— BEGIN —

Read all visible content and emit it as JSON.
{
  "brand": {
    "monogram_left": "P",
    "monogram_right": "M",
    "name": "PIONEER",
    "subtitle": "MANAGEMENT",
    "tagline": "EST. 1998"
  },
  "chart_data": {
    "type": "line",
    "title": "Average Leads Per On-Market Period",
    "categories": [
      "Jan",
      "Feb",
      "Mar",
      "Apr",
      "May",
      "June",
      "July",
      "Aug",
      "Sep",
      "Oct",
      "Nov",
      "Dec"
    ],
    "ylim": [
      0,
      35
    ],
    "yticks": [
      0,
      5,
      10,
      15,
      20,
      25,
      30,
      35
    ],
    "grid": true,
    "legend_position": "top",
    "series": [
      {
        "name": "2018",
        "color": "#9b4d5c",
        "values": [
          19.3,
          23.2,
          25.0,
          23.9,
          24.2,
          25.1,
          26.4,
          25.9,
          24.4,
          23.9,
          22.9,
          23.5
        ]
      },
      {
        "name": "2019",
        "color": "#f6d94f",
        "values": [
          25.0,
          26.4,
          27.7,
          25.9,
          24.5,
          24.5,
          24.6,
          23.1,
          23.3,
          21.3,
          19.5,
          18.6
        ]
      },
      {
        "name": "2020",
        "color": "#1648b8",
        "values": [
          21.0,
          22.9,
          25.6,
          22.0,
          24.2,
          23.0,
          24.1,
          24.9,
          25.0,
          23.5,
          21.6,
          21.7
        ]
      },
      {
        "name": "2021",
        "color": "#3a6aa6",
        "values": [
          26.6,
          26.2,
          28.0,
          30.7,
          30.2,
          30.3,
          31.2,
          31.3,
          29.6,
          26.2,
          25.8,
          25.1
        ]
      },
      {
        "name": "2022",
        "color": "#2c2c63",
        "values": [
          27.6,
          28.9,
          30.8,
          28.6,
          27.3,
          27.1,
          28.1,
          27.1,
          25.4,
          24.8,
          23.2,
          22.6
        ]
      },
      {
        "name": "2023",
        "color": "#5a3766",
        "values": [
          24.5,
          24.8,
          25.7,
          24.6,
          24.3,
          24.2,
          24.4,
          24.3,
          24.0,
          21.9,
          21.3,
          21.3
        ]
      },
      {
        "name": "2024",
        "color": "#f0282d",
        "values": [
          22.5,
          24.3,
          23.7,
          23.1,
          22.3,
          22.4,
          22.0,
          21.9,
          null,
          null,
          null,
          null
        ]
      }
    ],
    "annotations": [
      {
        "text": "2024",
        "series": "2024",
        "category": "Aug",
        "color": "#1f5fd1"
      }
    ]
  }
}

— END —

• _Instructions to follow_
Return every line from the records above that holds the word "color".

• _The solution_
        "color": "#9b4d5c",
        "color": "#f6d94f",
        "color": "#1648b8",
        "color": "#3a6aa6",
        "color": "#2c2c63",
        "color": "#5a3766",
        "color": "#f0282d",
        "color": "#1f5fd1"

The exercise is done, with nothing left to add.